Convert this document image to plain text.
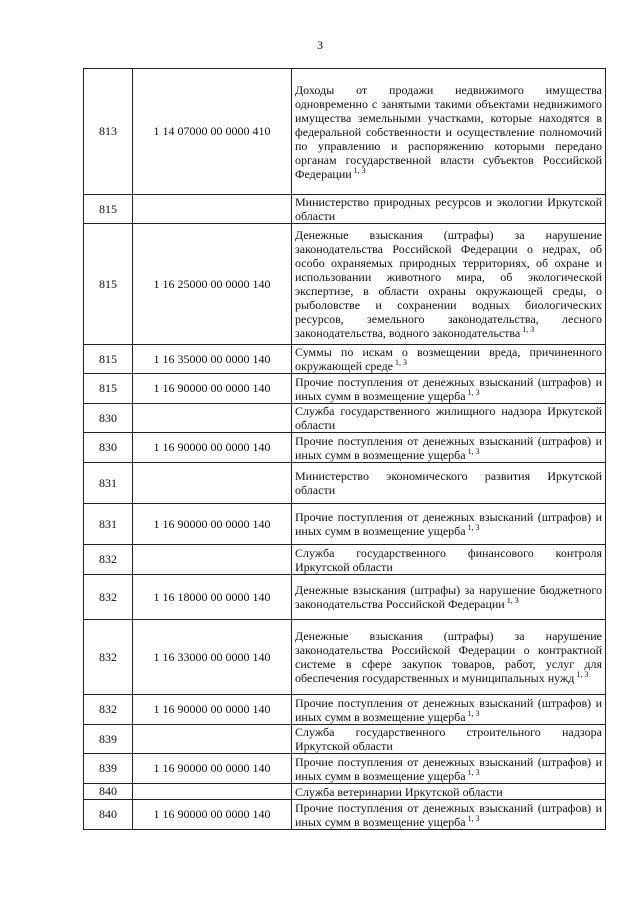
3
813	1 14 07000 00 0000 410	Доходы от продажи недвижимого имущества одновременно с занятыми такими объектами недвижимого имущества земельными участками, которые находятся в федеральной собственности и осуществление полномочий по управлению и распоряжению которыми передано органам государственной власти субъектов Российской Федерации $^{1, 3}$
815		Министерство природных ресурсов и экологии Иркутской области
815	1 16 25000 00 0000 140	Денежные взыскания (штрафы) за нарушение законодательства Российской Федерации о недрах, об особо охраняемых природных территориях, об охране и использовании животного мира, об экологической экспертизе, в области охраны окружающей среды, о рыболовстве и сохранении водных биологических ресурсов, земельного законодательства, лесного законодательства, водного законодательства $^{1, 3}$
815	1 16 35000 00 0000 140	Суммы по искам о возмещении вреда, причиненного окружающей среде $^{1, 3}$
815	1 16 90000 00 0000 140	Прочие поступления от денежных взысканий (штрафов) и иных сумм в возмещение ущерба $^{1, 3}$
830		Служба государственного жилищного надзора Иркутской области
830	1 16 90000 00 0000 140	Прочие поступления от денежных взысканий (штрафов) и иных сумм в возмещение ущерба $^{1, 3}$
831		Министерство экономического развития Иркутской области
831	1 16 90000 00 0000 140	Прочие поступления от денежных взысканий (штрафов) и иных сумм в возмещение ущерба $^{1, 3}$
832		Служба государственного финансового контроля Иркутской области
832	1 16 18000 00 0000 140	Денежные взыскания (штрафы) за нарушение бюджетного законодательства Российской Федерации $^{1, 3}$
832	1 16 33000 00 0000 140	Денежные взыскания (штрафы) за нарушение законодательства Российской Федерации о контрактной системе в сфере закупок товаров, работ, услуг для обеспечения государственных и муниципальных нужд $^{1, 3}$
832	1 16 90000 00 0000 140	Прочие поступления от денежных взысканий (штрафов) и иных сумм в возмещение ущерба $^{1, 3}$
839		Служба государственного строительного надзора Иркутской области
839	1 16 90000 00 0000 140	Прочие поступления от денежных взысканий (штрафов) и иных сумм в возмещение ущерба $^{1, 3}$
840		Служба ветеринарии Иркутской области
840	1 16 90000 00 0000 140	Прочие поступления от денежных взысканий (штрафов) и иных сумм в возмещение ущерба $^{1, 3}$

------

List the lines of the records where "государственного" occurs.

### Final result
830		Служба государственного жилищного надзора Иркутской области
832		Служба государственного финансового контроля Иркутской области
839		Служба государственного строительного надзора Иркутской области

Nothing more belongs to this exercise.